%%

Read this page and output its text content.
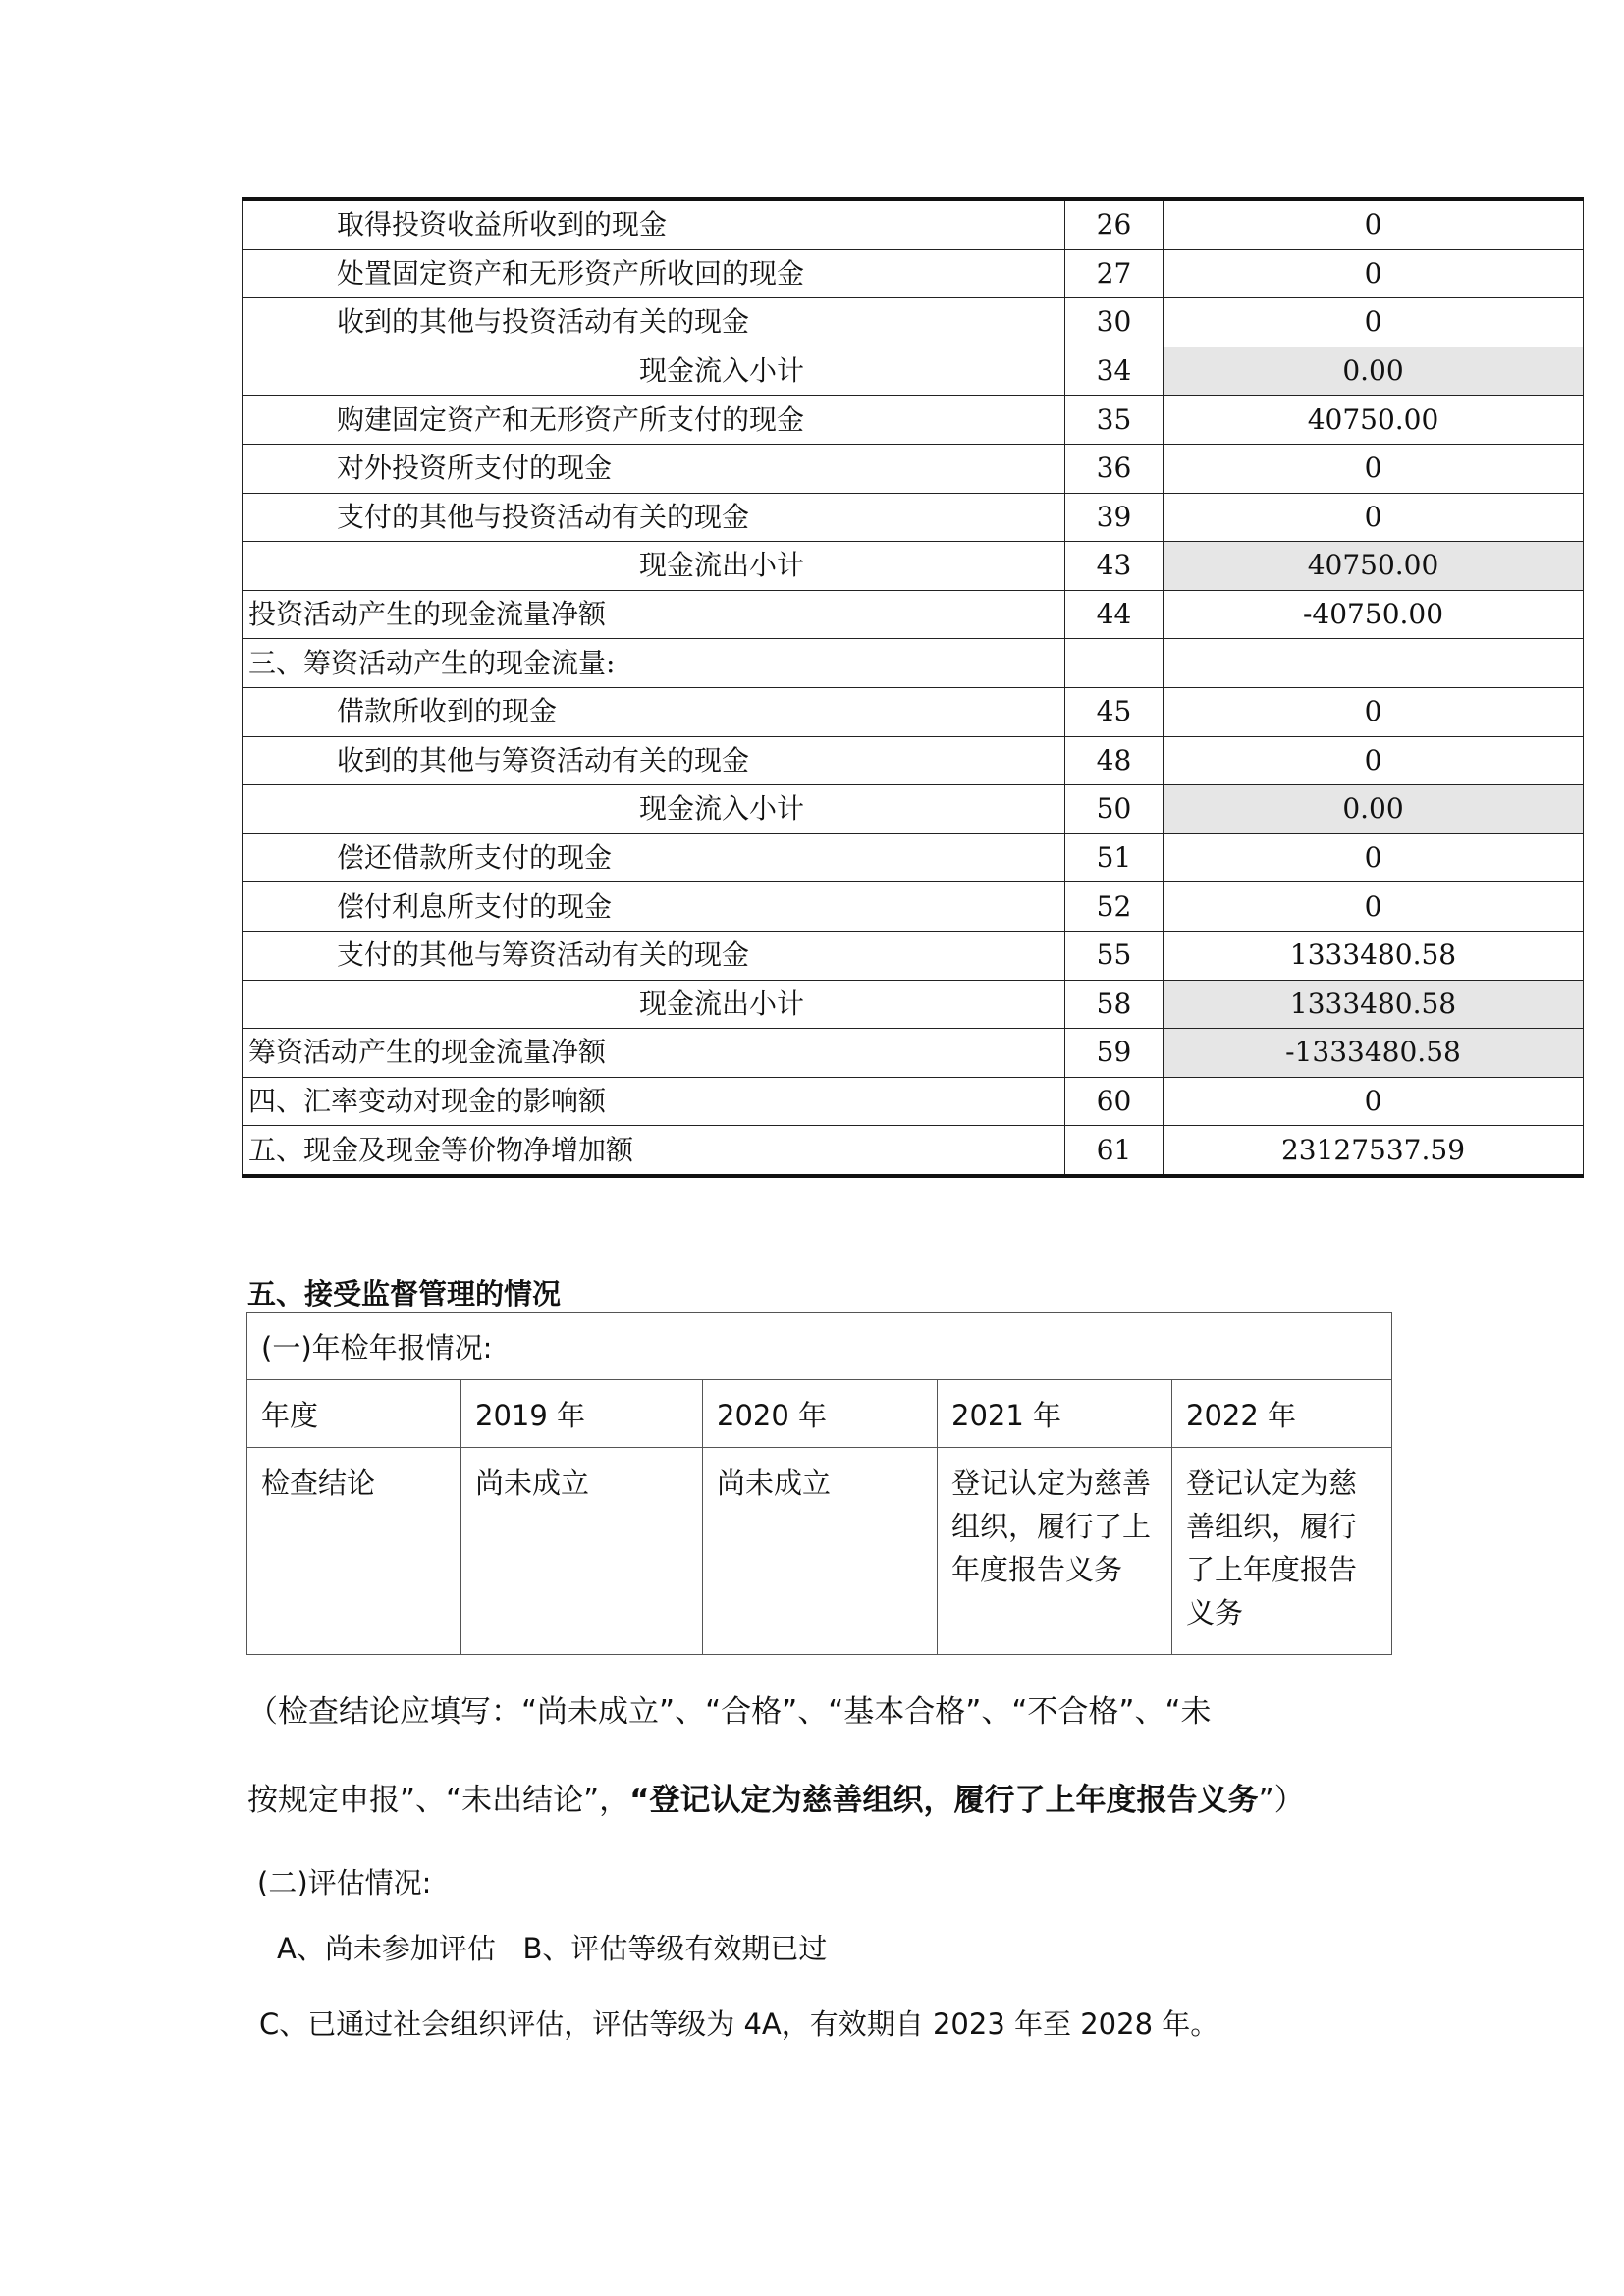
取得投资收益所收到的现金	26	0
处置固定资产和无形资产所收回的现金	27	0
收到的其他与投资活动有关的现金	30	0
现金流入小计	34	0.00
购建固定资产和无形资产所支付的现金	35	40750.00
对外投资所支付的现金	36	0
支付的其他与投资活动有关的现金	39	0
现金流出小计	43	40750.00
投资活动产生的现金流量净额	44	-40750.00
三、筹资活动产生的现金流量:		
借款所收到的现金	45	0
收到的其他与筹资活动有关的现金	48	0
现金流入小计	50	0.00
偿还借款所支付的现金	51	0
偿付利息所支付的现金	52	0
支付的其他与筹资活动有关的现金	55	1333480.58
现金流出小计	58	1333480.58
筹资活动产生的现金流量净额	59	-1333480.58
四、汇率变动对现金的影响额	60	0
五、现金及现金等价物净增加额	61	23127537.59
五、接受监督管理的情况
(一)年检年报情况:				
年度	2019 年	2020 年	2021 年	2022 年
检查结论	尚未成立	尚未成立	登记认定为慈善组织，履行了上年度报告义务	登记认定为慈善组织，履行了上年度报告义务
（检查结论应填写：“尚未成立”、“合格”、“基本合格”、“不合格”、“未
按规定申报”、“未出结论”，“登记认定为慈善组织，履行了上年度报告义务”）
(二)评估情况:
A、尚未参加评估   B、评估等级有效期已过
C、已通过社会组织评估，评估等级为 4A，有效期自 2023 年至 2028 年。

%%

→ Description of the task
Return all lines with the word "尚未成立" in them.

→ Expected answer
检查结论	尚未成立	尚未成立	登记认定为慈善组织，履行了上年度报告义务	登记认定为慈善组织，履行了上年度报告义务
（检查结论应填写：“尚未成立”、“合格”、“基本合格”、“不合格”、“未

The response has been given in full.